## OBJECTIVE
Give the number of lines that include the word "this", and nothing else.

*** SUPPLIED DATA

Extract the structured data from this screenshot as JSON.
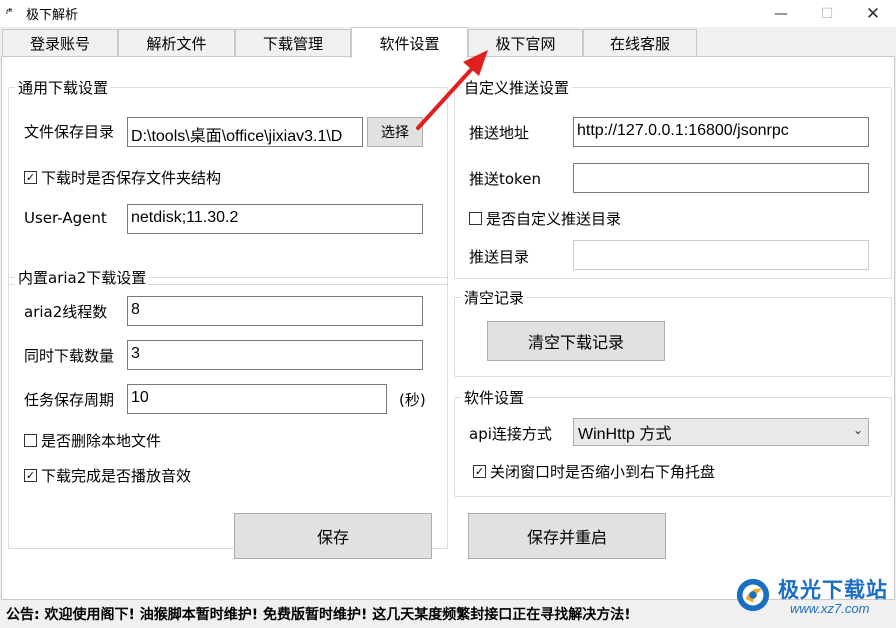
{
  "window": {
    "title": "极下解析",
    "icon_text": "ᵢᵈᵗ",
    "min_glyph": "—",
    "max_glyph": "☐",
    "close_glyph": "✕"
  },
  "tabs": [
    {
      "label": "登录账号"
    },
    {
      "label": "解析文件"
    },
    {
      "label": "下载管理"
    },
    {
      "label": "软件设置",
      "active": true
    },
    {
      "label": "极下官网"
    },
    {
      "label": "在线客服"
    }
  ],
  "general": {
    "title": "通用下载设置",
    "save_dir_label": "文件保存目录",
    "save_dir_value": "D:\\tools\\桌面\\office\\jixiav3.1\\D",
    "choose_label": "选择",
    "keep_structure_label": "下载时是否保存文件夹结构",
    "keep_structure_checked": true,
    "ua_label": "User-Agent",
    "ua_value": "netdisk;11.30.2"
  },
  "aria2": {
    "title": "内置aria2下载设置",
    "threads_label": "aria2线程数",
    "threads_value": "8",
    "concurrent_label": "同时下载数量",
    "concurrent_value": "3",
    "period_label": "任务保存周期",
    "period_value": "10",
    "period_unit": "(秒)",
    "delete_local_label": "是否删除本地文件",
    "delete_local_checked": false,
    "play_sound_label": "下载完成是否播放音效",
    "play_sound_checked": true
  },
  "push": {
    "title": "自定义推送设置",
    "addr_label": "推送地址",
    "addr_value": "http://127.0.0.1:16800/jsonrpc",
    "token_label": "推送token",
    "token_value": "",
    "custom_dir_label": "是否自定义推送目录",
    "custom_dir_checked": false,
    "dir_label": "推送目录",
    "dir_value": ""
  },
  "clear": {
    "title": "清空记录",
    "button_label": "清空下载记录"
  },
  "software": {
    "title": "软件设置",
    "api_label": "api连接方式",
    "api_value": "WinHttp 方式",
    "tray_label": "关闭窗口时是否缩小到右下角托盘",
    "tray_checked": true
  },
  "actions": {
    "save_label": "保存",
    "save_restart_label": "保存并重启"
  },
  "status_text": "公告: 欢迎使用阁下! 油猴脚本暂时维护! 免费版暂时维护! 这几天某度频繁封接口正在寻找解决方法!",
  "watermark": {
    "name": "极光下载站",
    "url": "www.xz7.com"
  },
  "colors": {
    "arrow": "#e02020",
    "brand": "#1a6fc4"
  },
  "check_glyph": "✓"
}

******
*** SUPPLIED DATA

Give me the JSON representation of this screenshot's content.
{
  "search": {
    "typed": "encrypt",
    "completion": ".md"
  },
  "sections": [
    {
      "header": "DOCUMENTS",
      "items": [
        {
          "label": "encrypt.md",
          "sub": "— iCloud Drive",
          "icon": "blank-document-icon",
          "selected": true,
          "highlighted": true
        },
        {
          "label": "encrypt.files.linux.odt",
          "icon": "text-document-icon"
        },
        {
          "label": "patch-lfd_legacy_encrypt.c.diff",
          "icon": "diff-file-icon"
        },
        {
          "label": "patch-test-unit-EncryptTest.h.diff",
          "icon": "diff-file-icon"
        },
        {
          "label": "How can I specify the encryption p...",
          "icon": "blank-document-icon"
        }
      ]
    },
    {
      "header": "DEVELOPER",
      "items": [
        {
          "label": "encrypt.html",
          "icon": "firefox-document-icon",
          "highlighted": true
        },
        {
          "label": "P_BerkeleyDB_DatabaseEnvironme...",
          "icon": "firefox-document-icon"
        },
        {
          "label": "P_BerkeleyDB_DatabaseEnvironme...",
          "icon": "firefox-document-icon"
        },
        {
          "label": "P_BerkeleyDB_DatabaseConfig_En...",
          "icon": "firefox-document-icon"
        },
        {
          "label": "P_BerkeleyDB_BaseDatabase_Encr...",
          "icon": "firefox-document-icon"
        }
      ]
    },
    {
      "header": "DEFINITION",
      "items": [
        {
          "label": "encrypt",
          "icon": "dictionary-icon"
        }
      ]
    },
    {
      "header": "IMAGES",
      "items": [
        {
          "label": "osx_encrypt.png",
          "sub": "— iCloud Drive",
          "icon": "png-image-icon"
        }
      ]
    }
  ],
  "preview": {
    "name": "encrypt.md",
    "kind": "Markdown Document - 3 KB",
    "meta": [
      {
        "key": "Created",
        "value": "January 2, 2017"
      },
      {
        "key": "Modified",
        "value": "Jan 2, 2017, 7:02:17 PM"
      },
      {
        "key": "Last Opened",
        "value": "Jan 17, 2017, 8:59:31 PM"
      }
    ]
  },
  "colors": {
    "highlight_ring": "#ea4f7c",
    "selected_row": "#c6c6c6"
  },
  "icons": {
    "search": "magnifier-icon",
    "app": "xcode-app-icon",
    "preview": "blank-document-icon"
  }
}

******

## SOLUTION TO THE EXERCISE
2